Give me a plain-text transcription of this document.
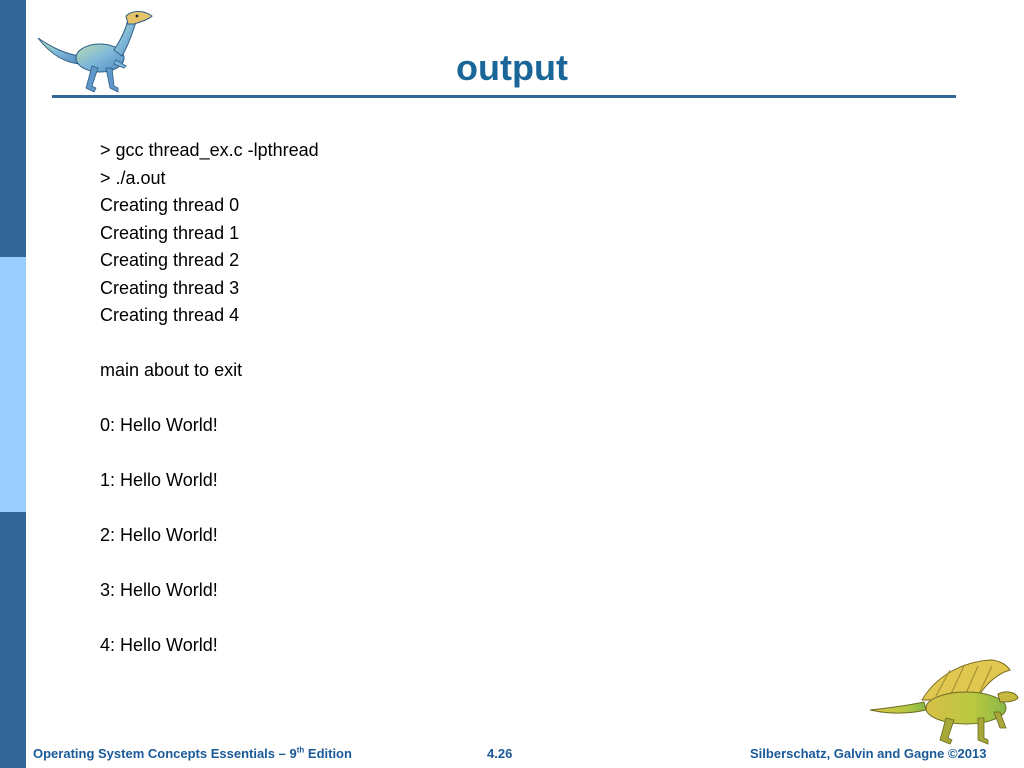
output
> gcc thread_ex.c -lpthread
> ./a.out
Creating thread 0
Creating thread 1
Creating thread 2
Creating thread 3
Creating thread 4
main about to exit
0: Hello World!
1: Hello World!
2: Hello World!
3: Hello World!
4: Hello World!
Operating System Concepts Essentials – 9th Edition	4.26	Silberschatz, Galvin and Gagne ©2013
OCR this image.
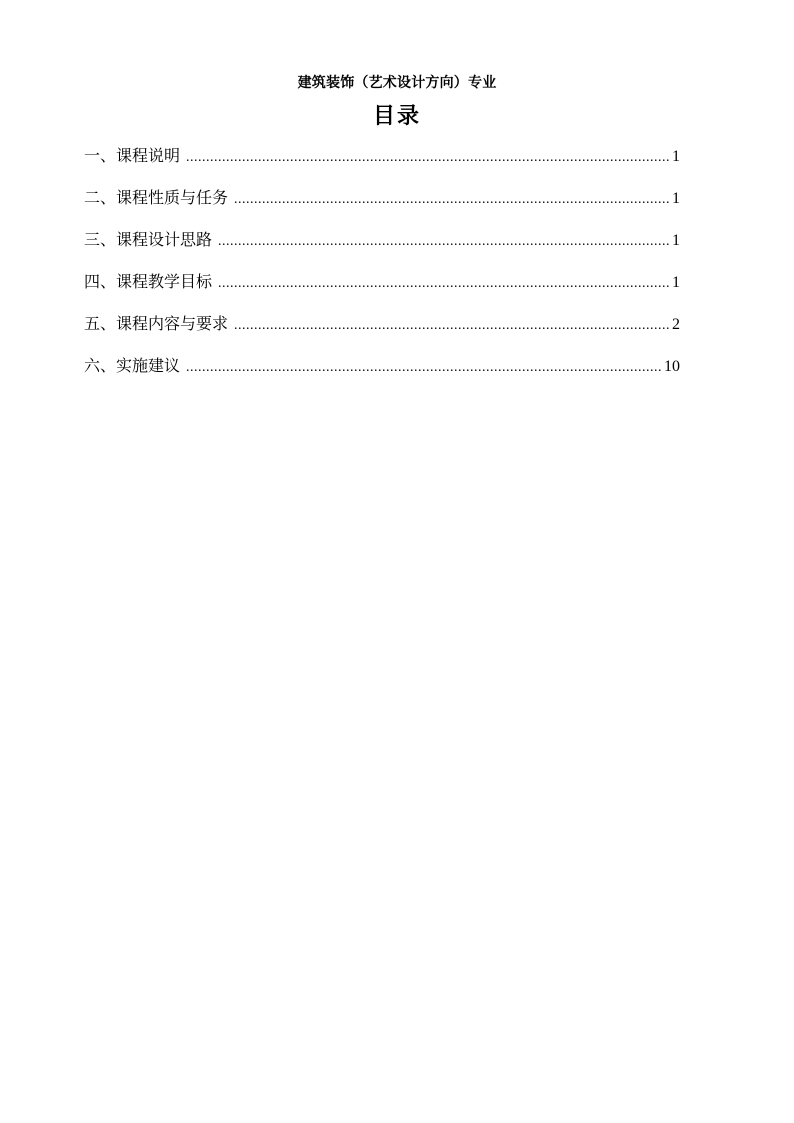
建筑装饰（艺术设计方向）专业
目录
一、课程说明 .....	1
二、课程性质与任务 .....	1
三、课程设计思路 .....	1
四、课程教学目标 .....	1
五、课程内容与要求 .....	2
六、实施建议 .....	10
-- -- --
— SET EXERCISE —
Starting at the line that contains "OCR this image.", restate each line verbatim through the final line of the listing, skipping all pictures.

— TASK ANSWER —
OCR this image.
建筑装饰（艺术设计方向）专业
目录
一、课程说明 .....	1
二、课程性质与任务 .....	1
三、课程设计思路 .....	1
四、课程教学目标 .....	1
五、课程内容与要求 .....	2
六、实施建议 .....	10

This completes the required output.